> **INSTRUCTIONS FOR THE TASK**:
Render the material again word for word, skipping the pictures in it.

> **RECORDS SHOWN**:
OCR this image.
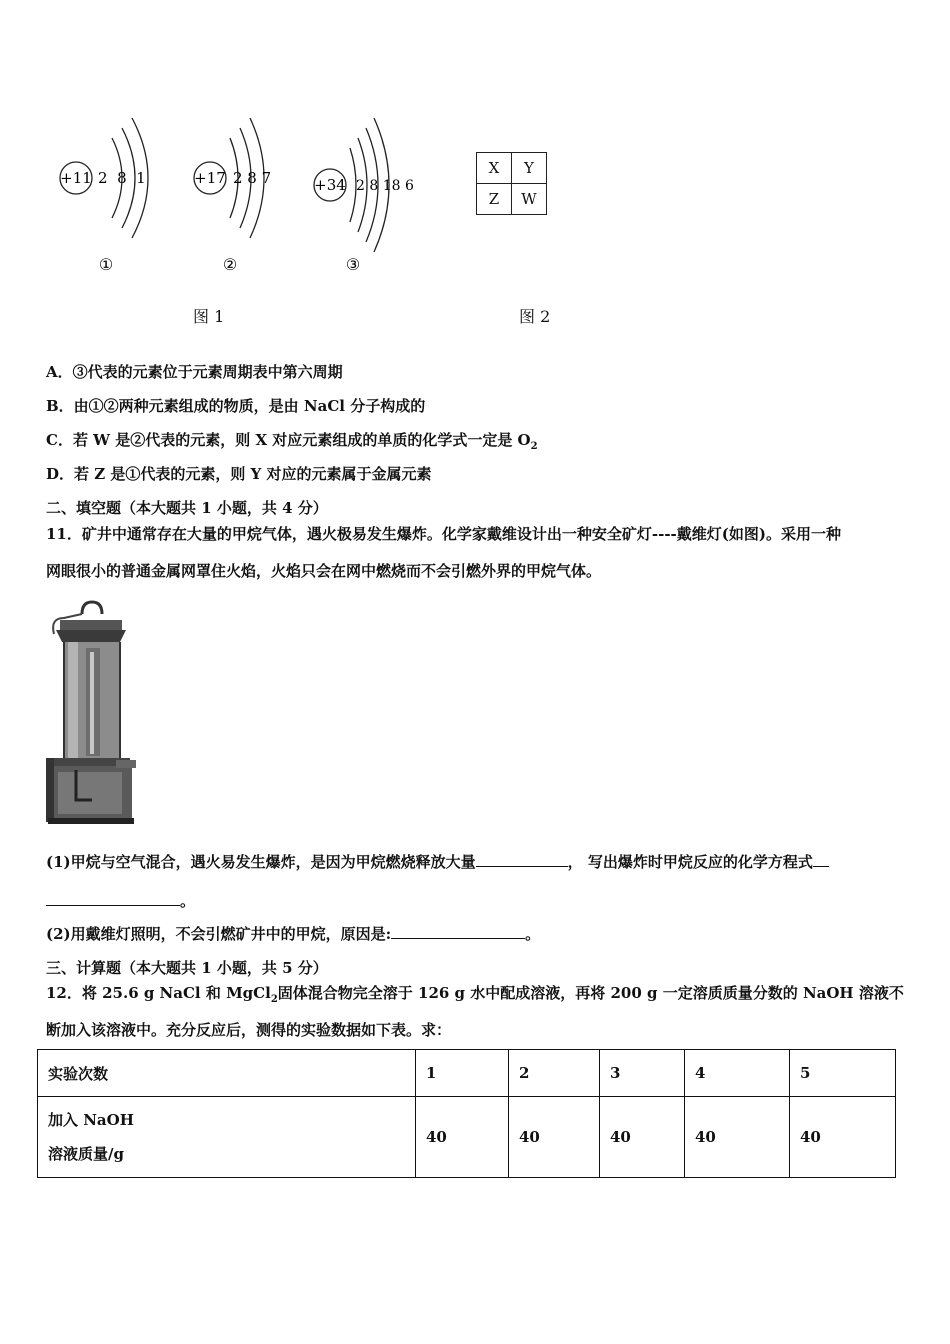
+11 2  8  1
①
+17 2 8 7
②
+34 2 8 18 6
③
X	Y
Z	W
图 1	图 2
A．③代表的元素位于元素周期表中第六周期
B．由①②两种元素组成的物质，是由 NaCl 分子构成的
C．若 W 是②代表的元素，则 X 对应元素组成的单质的化学式一定是 $O_2$
D．若 Z 是①代表的元素，则 Y 对应的元素属于金属元素
二、填空题（本大题共 1 小题，共 4 分）
11．矿井中通常存在大量的甲烷气体，遇火极易发生爆炸。化学家戴维设计出一种安全矿灯----戴维灯(如图)。采用一种
网眼很小的普通金属网罩住火焰，火焰只会在网中燃烧而不会引燃外界的甲烷气体。
(1)甲烷与空气混合，遇火易发生爆炸，是因为甲烷燃烧释放大量	， 写出爆炸时甲烷反应的化学方程式
。
(2)用戴维灯照明，不会引燃矿井中的甲烷，原因是:	。
三、计算题（本大题共 1 小题，共 5 分）
12．将 25.6 g NaCl 和 MgCl$_2$固体混合物完全溶于 126 g 水中配成溶液，再将 200 g 一定溶质质量分数的 NaOH 溶液不
断加入该溶液中。充分反应后，测得的实验数据如下表。求：
实验次数	1	2	3	4	5

加入 NaOH
溶液质量/g	40	40	40	40	40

> **WRITTEN SOLUTION**:
OCR this image.
+11 2  8  1
①
+17 2 8 7
②
+34 2 8 18 6
③
X	Y
Z	W
图 1	图 2
A．③代表的元素位于元素周期表中第六周期
B．由①②两种元素组成的物质，是由 NaCl 分子构成的
C．若 W 是②代表的元素，则 X 对应元素组成的单质的化学式一定是 $O_2$
D．若 Z 是①代表的元素，则 Y 对应的元素属于金属元素
二、填空题（本大题共 1 小题，共 4 分）
11．矿井中通常存在大量的甲烷气体，遇火极易发生爆炸。化学家戴维设计出一种安全矿灯----戴维灯(如图)。采用一种
网眼很小的普通金属网罩住火焰，火焰只会在网中燃烧而不会引燃外界的甲烷气体。
(1)甲烷与空气混合，遇火易发生爆炸，是因为甲烷燃烧释放大量	， 写出爆炸时甲烷反应的化学方程式
。
(2)用戴维灯照明，不会引燃矿井中的甲烷，原因是:	。
三、计算题（本大题共 1 小题，共 5 分）
12．将 25.6 g NaCl 和 MgCl$_2$固体混合物完全溶于 126 g 水中配成溶液，再将 200 g 一定溶质质量分数的 NaOH 溶液不
断加入该溶液中。充分反应后，测得的实验数据如下表。求：
实验次数	1	2	3	4	5

加入 NaOH
溶液质量/g	40	40	40	40	40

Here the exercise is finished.